[Goal] Find each line with the word "text" and state how many there are, nothing more.

[Source records]
|---|
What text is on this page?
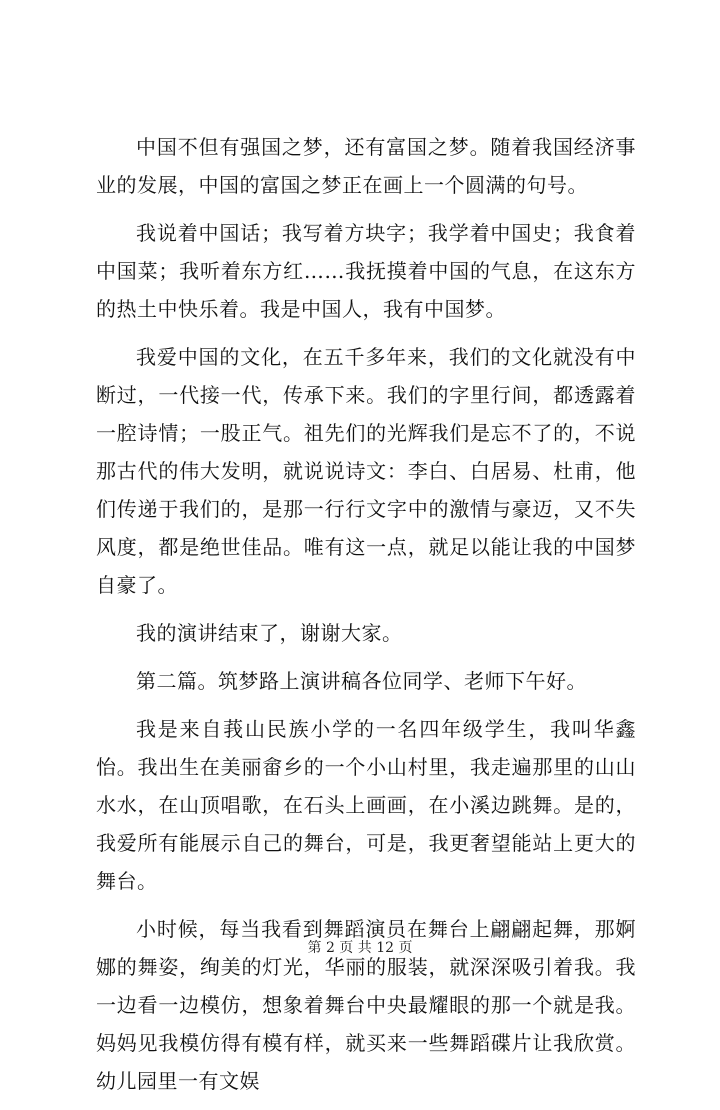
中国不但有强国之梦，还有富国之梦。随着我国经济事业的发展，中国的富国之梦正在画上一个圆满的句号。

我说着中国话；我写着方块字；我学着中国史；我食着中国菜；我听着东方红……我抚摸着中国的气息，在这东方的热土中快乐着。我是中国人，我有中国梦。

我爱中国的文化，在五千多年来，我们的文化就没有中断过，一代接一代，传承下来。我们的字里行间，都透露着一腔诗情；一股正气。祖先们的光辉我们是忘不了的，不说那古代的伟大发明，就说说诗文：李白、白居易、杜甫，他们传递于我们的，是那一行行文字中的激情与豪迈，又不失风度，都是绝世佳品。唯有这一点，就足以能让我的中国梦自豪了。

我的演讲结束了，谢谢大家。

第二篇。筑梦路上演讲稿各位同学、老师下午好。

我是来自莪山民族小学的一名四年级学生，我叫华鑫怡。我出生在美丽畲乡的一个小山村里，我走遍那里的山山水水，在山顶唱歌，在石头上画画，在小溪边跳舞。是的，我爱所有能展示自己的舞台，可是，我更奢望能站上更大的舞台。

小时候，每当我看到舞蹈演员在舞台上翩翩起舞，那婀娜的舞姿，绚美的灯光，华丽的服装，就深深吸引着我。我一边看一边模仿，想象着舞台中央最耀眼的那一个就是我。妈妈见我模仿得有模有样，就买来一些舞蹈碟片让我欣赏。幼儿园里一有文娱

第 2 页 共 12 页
|---|
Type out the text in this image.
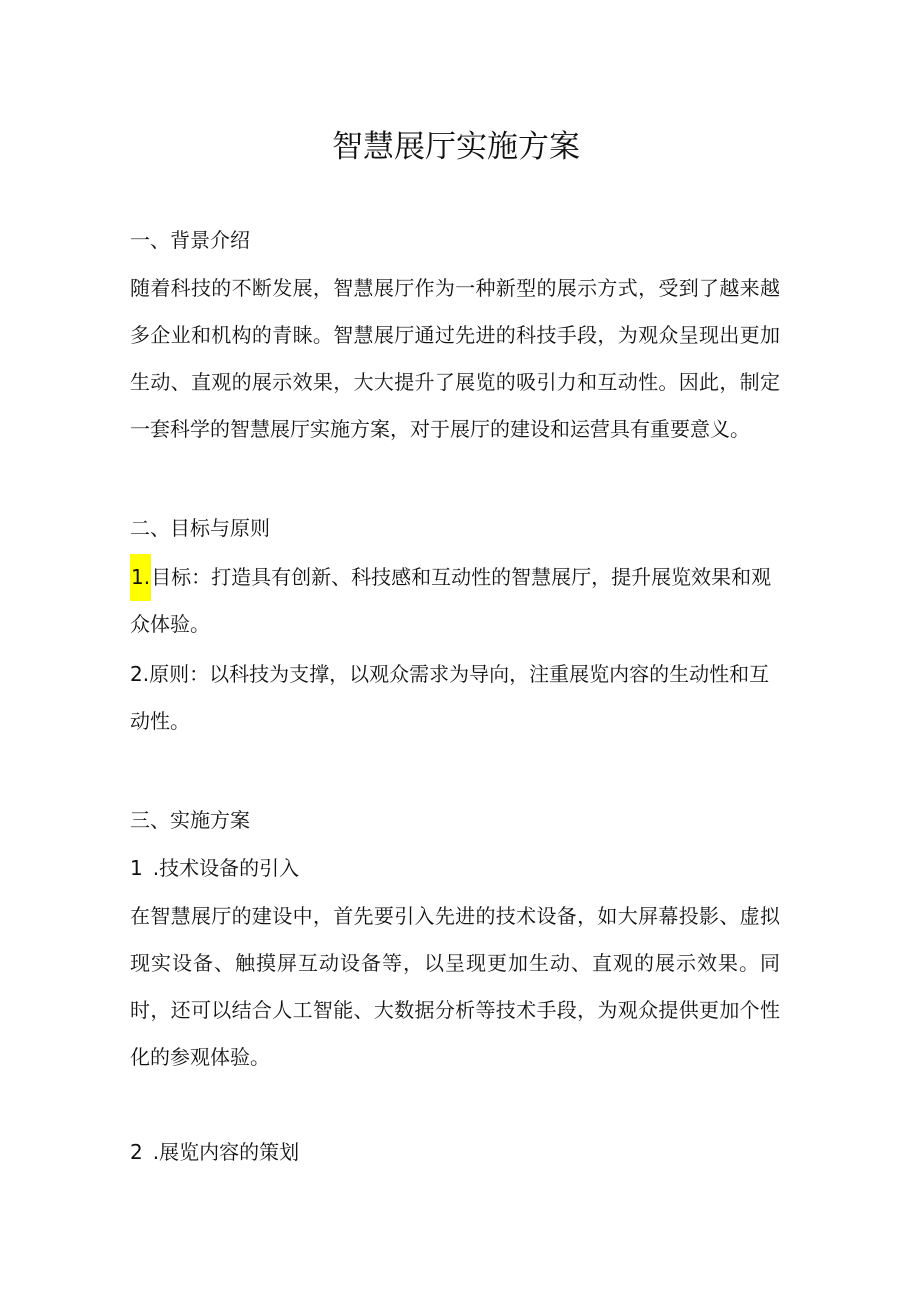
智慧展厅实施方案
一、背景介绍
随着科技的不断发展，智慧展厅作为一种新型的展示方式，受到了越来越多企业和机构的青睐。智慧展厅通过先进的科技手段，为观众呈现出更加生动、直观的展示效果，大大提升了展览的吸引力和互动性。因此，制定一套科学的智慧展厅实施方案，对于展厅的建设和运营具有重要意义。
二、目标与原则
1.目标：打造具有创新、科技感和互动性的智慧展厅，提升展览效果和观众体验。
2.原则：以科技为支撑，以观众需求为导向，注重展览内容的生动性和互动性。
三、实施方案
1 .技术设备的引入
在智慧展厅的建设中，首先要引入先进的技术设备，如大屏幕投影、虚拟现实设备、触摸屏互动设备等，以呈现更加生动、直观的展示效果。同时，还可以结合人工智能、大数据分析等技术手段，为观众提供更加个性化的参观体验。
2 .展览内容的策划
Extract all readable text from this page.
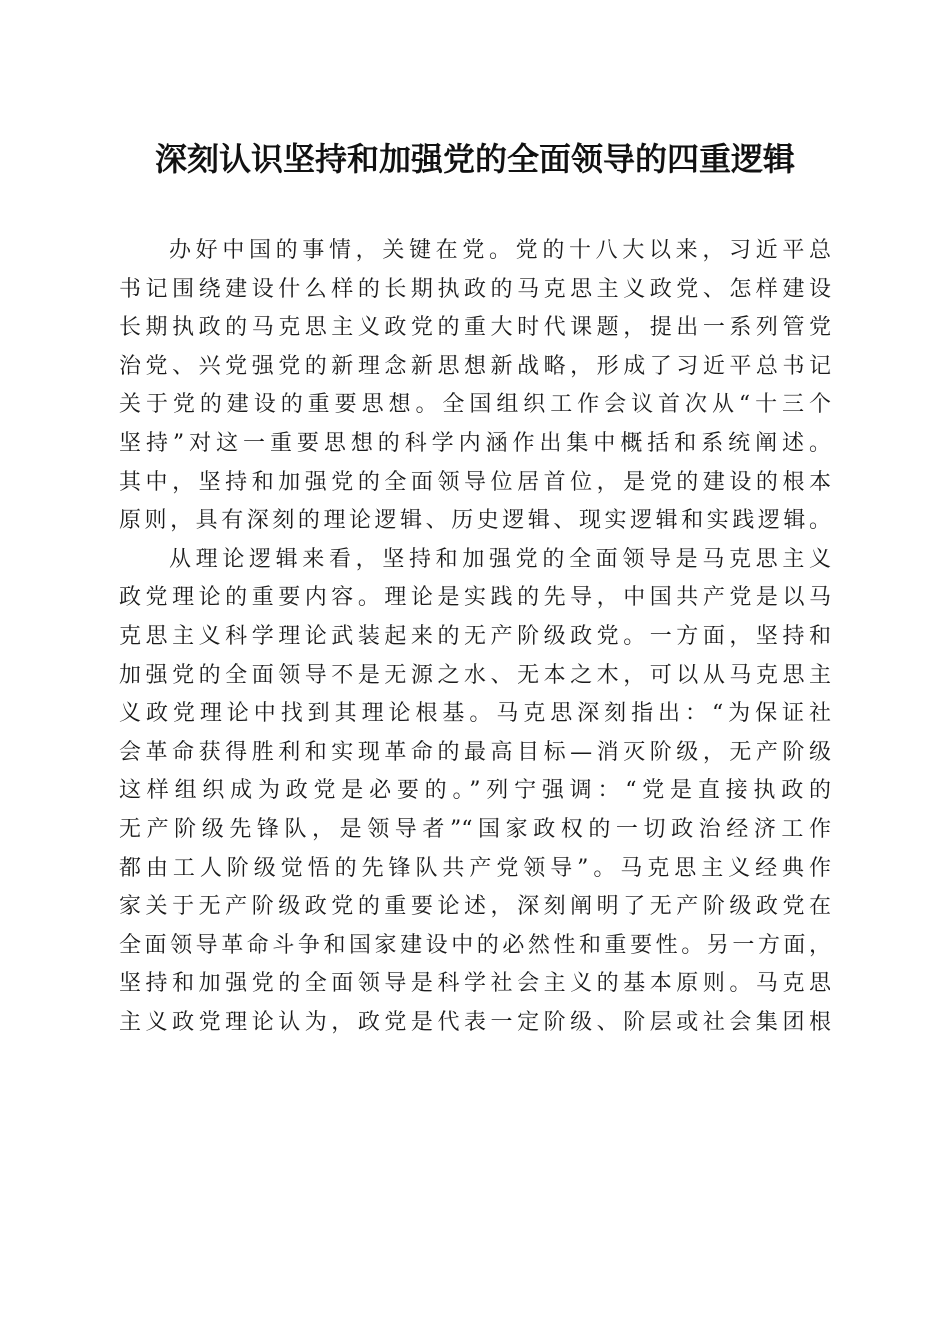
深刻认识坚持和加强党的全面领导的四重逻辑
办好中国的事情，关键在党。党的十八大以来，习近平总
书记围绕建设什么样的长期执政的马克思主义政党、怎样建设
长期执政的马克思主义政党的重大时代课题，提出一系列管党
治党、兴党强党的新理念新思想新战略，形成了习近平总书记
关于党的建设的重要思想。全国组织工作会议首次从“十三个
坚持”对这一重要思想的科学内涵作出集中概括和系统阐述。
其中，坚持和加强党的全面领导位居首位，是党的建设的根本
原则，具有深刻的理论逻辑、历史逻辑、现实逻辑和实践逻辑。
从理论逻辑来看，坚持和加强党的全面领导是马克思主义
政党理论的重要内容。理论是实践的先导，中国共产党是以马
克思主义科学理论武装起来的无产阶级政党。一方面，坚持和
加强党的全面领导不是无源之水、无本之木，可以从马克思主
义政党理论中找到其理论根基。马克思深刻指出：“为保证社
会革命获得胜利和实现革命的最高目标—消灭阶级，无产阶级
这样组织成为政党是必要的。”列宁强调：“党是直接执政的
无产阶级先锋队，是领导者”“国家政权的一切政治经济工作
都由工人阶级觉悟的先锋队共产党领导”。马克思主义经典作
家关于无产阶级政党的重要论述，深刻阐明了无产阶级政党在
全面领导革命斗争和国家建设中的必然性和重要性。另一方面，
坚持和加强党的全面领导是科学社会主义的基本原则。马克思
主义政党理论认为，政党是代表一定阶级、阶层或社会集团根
|---|
[Output for this task] 3